* PROVIDED INFORMATION
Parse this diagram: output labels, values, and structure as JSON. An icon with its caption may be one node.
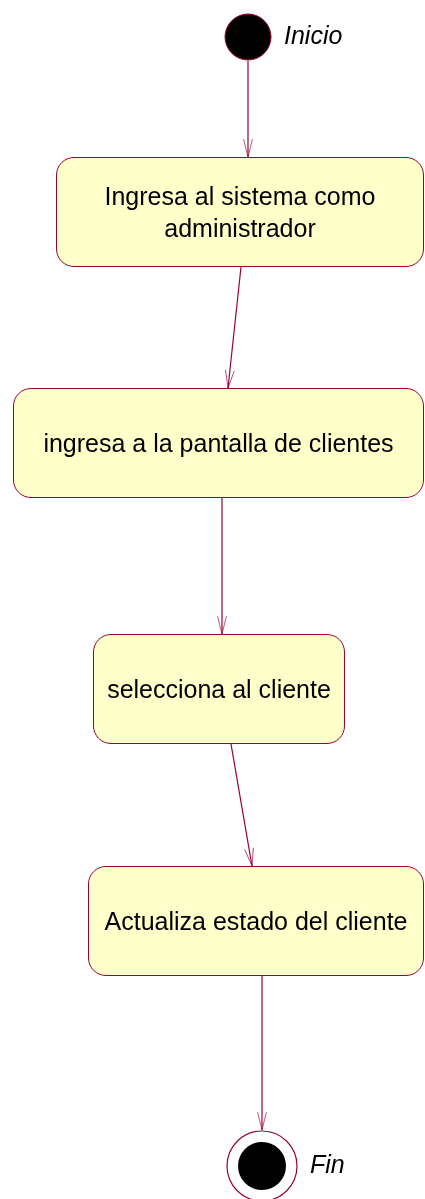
{
  "diagram": {
    "nodes": [
      {
        "text": [],
        "shape": "circle",
        "beside": [
          "Inicio"
        ]
      },
      {
        "text": [
          "Ingresa al sistema como administrador"
        ]
      },
      {
        "text": [
          "ingresa a la pantalla de clientes"
        ]
      },
      {
        "text": [
          "selecciona al cliente"
        ]
      },
      {
        "text": [
          "Actualiza estado del cliente"
        ]
      },
      {
        "text": [],
        "shape": "circle",
        "beside": [
          "Fin"
        ]
      }
    ],
    "edges": [
      {
        "from": 0,
        "to": 1,
        "arrow": "to"
      },
      {
        "from": 1,
        "to": 2,
        "arrow": "to"
      },
      {
        "from": 2,
        "to": 3,
        "arrow": "to"
      },
      {
        "from": 3,
        "to": 4,
        "arrow": "to"
      },
      {
        "from": 4,
        "to": 5,
        "arrow": "to"
      }
    ]
  }
}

* REQUIREMENT
Each entry shown above must be quoted exactly, with its pictures left out.

* THE OUTPUT
Parse this diagram: output labels, values, and structure as JSON. An icon with its caption may be one node.
{
  "diagram": {
    "nodes": [
      {
        "text": [],
        "shape": "circle",
        "beside": [
          "Inicio"
        ]
      },
      {
        "text": [
          "Ingresa al sistema como administrador"
        ]
      },
      {
        "text": [
          "ingresa a la pantalla de clientes"
        ]
      },
      {
        "text": [
          "selecciona al cliente"
        ]
      },
      {
        "text": [
          "Actualiza estado del cliente"
        ]
      },
      {
        "text": [],
        "shape": "circle",
        "beside": [
          "Fin"
        ]
      }
    ],
    "edges": [
      {
        "from": 0,
        "to": 1,
        "arrow": "to"
      },
      {
        "from": 1,
        "to": 2,
        "arrow": "to"
      },
      {
        "from": 2,
        "to": 3,
        "arrow": "to"
      },
      {
        "from": 3,
        "to": 4,
        "arrow": "to"
      },
      {
        "from": 4,
        "to": 5,
        "arrow": "to"
      }
    ]
  }
}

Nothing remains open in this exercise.